» What the exercise asks: Would it be possible to quote, exactly and in full, the lines from the one with "Convert this document image to plain text." through the end of the entries below?

» Listed records:
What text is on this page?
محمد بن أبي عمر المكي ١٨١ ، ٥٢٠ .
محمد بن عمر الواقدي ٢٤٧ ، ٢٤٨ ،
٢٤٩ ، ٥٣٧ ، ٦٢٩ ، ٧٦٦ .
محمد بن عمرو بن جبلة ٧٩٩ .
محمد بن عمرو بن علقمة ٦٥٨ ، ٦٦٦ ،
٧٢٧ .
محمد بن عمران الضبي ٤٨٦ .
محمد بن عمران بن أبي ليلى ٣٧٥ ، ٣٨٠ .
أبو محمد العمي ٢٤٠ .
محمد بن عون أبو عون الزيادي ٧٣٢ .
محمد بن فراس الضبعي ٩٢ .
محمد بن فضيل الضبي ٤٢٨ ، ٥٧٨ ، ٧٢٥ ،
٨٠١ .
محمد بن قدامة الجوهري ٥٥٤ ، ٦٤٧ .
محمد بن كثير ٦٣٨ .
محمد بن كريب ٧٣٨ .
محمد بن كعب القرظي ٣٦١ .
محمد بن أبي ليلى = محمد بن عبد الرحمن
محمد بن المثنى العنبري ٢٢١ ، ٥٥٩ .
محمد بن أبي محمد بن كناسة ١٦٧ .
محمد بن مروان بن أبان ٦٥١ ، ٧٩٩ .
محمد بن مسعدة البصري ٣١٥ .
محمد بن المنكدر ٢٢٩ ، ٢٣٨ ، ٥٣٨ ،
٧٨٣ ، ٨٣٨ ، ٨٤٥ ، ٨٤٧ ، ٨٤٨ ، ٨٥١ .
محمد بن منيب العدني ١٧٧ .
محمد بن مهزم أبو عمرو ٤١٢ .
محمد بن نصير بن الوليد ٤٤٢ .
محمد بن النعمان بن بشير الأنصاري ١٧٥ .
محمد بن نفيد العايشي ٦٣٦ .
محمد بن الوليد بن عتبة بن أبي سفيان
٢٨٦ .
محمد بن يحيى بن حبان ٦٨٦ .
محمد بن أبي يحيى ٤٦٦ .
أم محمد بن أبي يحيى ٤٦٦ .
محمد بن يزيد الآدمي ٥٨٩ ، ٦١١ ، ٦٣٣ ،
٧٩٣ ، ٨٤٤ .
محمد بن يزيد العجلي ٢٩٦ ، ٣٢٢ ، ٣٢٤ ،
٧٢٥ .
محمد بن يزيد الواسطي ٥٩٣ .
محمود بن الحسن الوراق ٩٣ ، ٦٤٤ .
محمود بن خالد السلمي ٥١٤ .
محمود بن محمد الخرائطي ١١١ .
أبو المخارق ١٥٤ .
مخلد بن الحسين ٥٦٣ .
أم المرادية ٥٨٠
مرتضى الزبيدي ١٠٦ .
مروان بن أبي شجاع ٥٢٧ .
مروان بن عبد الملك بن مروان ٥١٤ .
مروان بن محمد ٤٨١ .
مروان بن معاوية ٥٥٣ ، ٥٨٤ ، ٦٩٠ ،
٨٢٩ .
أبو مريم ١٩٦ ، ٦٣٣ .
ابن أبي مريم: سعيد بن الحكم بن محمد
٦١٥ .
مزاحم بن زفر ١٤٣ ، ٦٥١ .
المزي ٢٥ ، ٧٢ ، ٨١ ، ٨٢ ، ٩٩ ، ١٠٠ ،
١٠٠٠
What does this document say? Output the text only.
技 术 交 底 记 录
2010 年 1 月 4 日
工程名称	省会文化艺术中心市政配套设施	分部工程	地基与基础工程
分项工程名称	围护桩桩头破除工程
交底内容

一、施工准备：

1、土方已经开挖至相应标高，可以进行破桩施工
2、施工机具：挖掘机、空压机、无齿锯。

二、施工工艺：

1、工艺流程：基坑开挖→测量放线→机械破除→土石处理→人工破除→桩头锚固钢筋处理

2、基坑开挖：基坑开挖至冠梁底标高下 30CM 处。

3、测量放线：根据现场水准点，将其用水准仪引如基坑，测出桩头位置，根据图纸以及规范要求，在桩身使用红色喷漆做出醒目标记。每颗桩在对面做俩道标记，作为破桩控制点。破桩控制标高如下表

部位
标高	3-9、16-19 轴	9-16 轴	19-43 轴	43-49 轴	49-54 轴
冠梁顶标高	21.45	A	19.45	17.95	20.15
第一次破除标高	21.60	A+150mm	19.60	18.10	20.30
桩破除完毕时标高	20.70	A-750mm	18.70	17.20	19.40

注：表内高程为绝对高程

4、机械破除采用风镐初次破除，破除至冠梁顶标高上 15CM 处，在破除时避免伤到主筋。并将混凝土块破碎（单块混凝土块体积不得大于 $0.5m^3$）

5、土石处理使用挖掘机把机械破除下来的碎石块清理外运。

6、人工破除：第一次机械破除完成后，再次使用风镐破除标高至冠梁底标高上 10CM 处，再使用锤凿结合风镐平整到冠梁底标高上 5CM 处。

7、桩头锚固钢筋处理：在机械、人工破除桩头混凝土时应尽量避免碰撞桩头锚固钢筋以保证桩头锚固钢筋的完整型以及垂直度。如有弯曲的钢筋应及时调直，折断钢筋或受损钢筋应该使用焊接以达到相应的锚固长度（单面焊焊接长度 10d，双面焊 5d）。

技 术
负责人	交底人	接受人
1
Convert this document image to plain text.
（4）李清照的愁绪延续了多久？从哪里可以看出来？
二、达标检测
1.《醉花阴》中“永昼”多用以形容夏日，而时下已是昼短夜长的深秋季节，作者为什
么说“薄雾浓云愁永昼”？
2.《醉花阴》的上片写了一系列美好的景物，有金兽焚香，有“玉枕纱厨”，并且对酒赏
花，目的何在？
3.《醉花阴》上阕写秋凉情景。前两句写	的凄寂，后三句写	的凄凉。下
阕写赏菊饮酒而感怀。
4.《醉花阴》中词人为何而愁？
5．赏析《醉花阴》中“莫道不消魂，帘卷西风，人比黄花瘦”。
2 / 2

» Exercise result:
Convert this document image to plain text.
（4）李清照的愁绪延续了多久？从哪里可以看出来？
二、达标检测
1.《醉花阴》中“永昼”多用以形容夏日，而时下已是昼短夜长的深秋季节，作者为什
么说“薄雾浓云愁永昼”？
2.《醉花阴》的上片写了一系列美好的景物，有金兽焚香，有“玉枕纱厨”，并且对酒赏
花，目的何在？
3.《醉花阴》上阕写秋凉情景。前两句写	的凄寂，后三句写	的凄凉。下
阕写赏菊饮酒而感怀。
4.《醉花阴》中词人为何而愁？
5．赏析《醉花阴》中“莫道不消魂，帘卷西风，人比黄花瘦”。
2 / 2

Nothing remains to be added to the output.